Collected data
┄┄┄┄┄┄

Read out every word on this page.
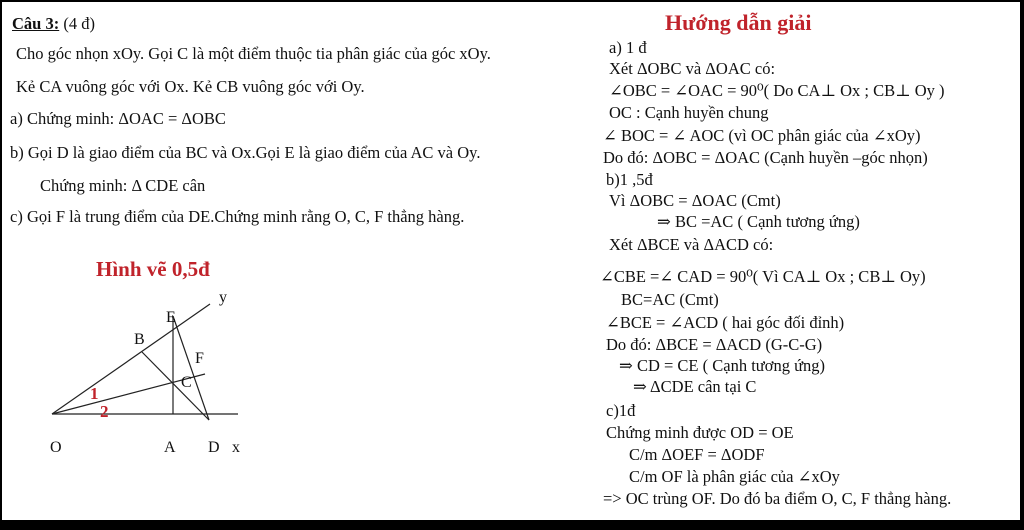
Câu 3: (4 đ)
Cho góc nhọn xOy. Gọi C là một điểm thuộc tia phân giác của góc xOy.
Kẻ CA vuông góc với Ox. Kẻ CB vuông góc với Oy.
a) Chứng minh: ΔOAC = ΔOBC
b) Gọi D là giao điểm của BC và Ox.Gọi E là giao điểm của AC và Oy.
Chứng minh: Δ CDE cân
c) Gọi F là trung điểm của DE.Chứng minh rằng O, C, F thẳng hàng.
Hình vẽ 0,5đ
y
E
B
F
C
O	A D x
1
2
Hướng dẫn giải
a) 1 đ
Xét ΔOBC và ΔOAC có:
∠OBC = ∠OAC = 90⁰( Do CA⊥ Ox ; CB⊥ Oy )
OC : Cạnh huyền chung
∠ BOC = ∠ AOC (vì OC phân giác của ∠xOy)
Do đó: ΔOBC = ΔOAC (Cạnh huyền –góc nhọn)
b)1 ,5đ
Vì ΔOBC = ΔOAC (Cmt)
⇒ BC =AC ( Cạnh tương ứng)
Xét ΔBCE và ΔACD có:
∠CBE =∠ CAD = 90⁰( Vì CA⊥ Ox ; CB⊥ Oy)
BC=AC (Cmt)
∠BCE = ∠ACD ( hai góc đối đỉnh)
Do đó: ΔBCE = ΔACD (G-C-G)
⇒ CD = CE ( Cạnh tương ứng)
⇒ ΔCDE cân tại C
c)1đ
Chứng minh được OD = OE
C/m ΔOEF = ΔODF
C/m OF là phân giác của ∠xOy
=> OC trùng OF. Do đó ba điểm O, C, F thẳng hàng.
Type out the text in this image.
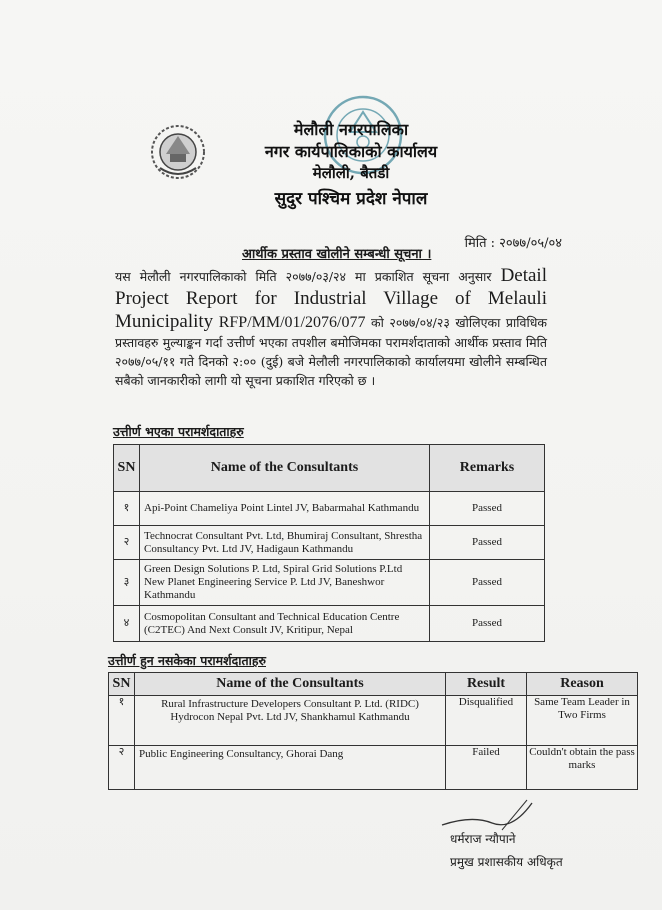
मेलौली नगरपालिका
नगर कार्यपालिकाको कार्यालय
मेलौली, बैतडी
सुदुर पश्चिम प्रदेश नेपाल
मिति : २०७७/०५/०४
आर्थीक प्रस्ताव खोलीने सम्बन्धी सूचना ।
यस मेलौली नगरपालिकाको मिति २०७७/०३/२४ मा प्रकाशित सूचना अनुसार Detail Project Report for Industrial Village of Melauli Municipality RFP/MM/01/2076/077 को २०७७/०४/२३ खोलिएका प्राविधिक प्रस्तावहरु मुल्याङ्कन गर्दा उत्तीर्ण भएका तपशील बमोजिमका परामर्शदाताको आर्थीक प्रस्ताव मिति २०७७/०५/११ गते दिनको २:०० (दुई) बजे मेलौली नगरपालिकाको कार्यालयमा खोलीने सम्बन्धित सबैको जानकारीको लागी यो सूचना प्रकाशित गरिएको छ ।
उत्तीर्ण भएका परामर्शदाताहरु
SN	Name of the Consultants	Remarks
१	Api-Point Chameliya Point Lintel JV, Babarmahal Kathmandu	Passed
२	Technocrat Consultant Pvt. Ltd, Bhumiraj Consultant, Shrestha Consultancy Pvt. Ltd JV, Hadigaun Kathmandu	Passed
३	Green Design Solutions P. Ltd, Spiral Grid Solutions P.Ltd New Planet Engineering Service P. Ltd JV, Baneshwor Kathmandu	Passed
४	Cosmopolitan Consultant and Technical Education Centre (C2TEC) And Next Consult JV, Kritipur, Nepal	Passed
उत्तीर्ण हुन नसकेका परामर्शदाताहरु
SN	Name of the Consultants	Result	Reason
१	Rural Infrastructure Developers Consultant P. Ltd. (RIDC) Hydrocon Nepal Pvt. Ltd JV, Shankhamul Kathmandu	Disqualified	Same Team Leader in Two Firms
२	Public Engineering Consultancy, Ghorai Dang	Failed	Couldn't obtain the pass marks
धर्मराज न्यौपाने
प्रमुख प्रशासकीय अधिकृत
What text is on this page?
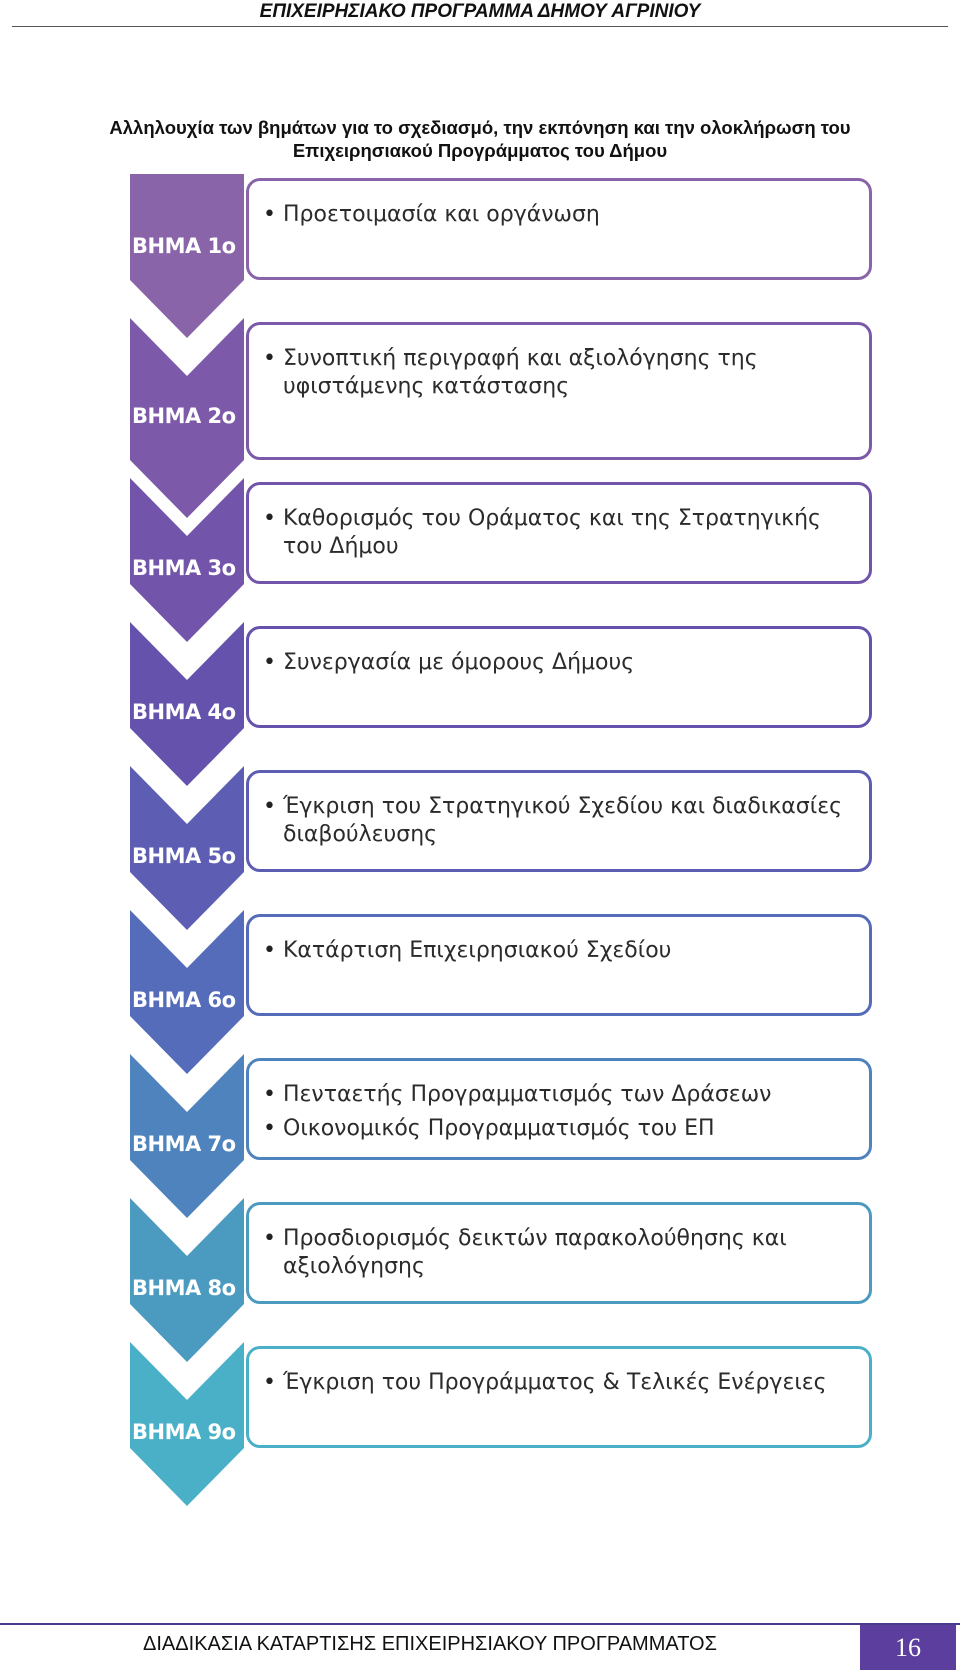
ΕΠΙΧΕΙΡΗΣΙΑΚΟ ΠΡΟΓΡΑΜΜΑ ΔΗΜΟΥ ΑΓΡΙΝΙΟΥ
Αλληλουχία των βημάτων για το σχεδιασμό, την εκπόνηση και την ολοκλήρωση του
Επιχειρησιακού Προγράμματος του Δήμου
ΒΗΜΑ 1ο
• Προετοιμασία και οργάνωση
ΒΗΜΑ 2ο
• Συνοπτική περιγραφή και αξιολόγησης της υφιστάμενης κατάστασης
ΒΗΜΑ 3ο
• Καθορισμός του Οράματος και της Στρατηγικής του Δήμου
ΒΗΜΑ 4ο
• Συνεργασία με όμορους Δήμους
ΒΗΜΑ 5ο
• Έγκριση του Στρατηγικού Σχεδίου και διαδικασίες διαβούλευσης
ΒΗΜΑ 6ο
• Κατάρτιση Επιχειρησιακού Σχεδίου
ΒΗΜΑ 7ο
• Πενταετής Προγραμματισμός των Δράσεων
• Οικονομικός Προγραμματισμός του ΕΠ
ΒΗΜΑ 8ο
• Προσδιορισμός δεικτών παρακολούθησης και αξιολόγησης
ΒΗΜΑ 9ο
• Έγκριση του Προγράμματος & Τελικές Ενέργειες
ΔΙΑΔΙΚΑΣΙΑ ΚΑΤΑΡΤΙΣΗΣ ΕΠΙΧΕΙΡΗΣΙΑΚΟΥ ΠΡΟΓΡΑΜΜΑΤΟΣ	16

┄┄┄┄┄┄

All of the material above should be reproduced exactly, except the pictures.

Read out every word on this page.
Câu 3: (4 đ)
Cho góc nhọn xOy. Gọi C là một điểm thuộc tia phân giác của góc xOy.
Kẻ CA vuông góc với Ox. Kẻ CB vuông góc với Oy.
a) Chứng minh: ΔOAC = ΔOBC
b) Gọi D là giao điểm của BC và Ox.Gọi E là giao điểm của AC và Oy.
Chứng minh: Δ CDE cân
c) Gọi F là trung điểm của DE.Chứng minh rằng O, C, F thẳng hàng.
Hình vẽ 0,5đ
y
E
B
F
C
O	A D x
1
2
Hướng dẫn giải
a) 1 đ
Xét ΔOBC và ΔOAC có:
∠OBC = ∠OAC = 90⁰( Do CA⊥ Ox ; CB⊥ Oy )
OC : Cạnh huyền chung
∠ BOC = ∠ AOC (vì OC phân giác của ∠xOy)
Do đó: ΔOBC = ΔOAC (Cạnh huyền –góc nhọn)
b)1 ,5đ
Vì ΔOBC = ΔOAC (Cmt)
⇒ BC =AC ( Cạnh tương ứng)
Xét ΔBCE và ΔACD có:
∠CBE =∠ CAD = 90⁰( Vì CA⊥ Ox ; CB⊥ Oy)
BC=AC (Cmt)
∠BCE = ∠ACD ( hai góc đối đỉnh)
Do đó: ΔBCE = ΔACD (G-C-G)
⇒ CD = CE ( Cạnh tương ứng)
⇒ ΔCDE cân tại C
c)1đ
Chứng minh được OD = OE
C/m ΔOEF = ΔODF
C/m OF là phân giác của ∠xOy
=> OC trùng OF. Do đó ba điểm O, C, F thẳng hàng.
Type out the text in this image.
मेलौली नगरपालिका
नगर कार्यपालिकाको कार्यालय
मेलौली, बैतडी
सुदुर पश्चिम प्रदेश नेपाल
मिति : २०७७/०५/०४
आर्थीक प्रस्ताव खोलीने सम्बन्धी सूचना ।
यस मेलौली नगरपालिकाको मिति २०७७/०३/२४ मा प्रकाशित सूचना अनुसार Detail Project Report for Industrial Village of Melauli Municipality RFP/MM/01/2076/077 को २०७७/०४/२३ खोलिएका प्राविधिक प्रस्तावहरु मुल्याङ्कन गर्दा उत्तीर्ण भएका तपशील बमोजिमका परामर्शदाताको आर्थीक प्रस्ताव मिति २०७७/०५/११ गते दिनको २:०० (दुई) बजे मेलौली नगरपालिकाको कार्यालयमा खोलीने सम्बन्धित सबैको जानकारीको लागी यो सूचना प्रकाशित गरिएको छ ।
उत्तीर्ण भएका परामर्शदाताहरु
SN	Name of the Consultants	Remarks
१	Api-Point Chameliya Point Lintel JV, Babarmahal Kathmandu	Passed
२	Technocrat Consultant Pvt. Ltd, Bhumiraj Consultant, Shrestha Consultancy Pvt. Ltd JV, Hadigaun Kathmandu	Passed
३	Green Design Solutions P. Ltd, Spiral Grid Solutions P.Ltd New Planet Engineering Service P. Ltd JV, Baneshwor Kathmandu	Passed
४	Cosmopolitan Consultant and Technical Education Centre (C2TEC) And Next Consult JV, Kritipur, Nepal	Passed
उत्तीर्ण हुन नसकेका परामर्शदाताहरु
SN	Name of the Consultants	Result	Reason
१	Rural Infrastructure Developers Consultant P. Ltd. (RIDC) Hydrocon Nepal Pvt. Ltd JV, Shankhamul Kathmandu	Disqualified	Same Team Leader in Two Firms
२	Public Engineering Consultancy, Ghorai Dang	Failed	Couldn't obtain the pass marks
धर्मराज न्यौपाने
प्रमुख प्रशासकीय अधिकृत
What text is on this page?
ΕΠΙΧΕΙΡΗΣΙΑΚΟ ΠΡΟΓΡΑΜΜΑ ΔΗΜΟΥ ΑΓΡΙΝΙΟΥ
Αλληλουχία των βημάτων για το σχεδιασμό, την εκπόνηση και την ολοκλήρωση του
Επιχειρησιακού Προγράμματος του Δήμου
ΒΗΜΑ 1ο
• Προετοιμασία και οργάνωση
ΒΗΜΑ 2ο
• Συνοπτική περιγραφή και αξιολόγησης της υφιστάμενης κατάστασης
ΒΗΜΑ 3ο
• Καθορισμός του Οράματος και της Στρατηγικής του Δήμου
ΒΗΜΑ 4ο
• Συνεργασία με όμορους Δήμους
ΒΗΜΑ 5ο
• Έγκριση του Στρατηγικού Σχεδίου και διαδικασίες διαβούλευσης
ΒΗΜΑ 6ο
• Κατάρτιση Επιχειρησιακού Σχεδίου
ΒΗΜΑ 7ο
• Πενταετής Προγραμματισμός των Δράσεων
• Οικονομικός Προγραμματισμός του ΕΠ
ΒΗΜΑ 8ο
• Προσδιορισμός δεικτών παρακολούθησης και αξιολόγησης
ΒΗΜΑ 9ο
• Έγκριση του Προγράμματος & Τελικές Ενέργειες
ΔΙΑΔΙΚΑΣΙΑ ΚΑΤΑΡΤΙΣΗΣ ΕΠΙΧΕΙΡΗΣΙΑΚΟΥ ΠΡΟΓΡΑΜΜΑΤΟΣ	16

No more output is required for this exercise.